**The exercise:**
Copy the data below line for line without any changes, and leave out the pictures.

====== Given records ======

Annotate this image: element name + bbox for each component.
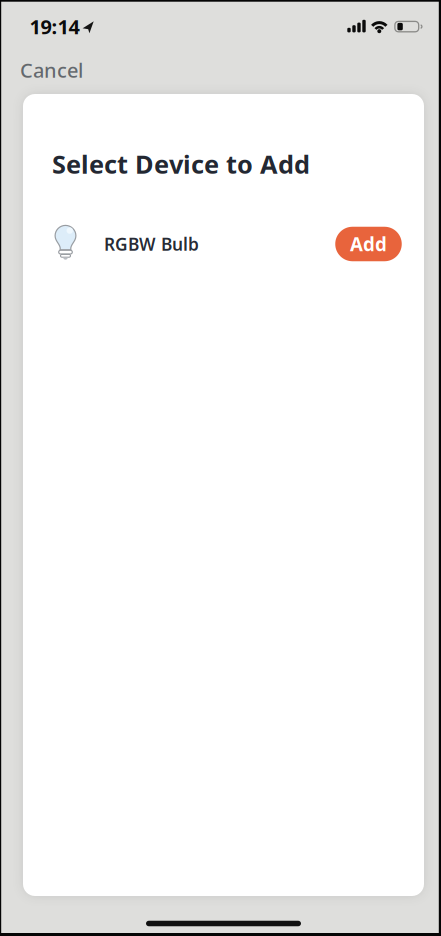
staticText: Select Device to Add xyxy=(52,147,310,181)
staticText: 19:14 xyxy=(30,13,80,40)
staticText: Cancel xyxy=(20,57,83,83)
button[interactable]: Add xyxy=(335,227,402,261)
button[interactable]: Cancel xyxy=(20,55,110,85)
staticText: RGBW Bulb xyxy=(104,232,199,256)
staticText: Add xyxy=(350,232,387,256)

======

**Answer to the exercise:**
Annotate this image: element name + bbox for each component.
staticText: Select Device to Add xyxy=(52,147,310,181)
staticText: 19:14 xyxy=(30,13,80,40)
staticText: Cancel xyxy=(20,57,83,83)
button[interactable]: Add xyxy=(335,227,402,261)
button[interactable]: Cancel xyxy=(20,55,110,85)
staticText: RGBW Bulb xyxy=(104,232,199,256)
staticText: Add xyxy=(350,232,387,256)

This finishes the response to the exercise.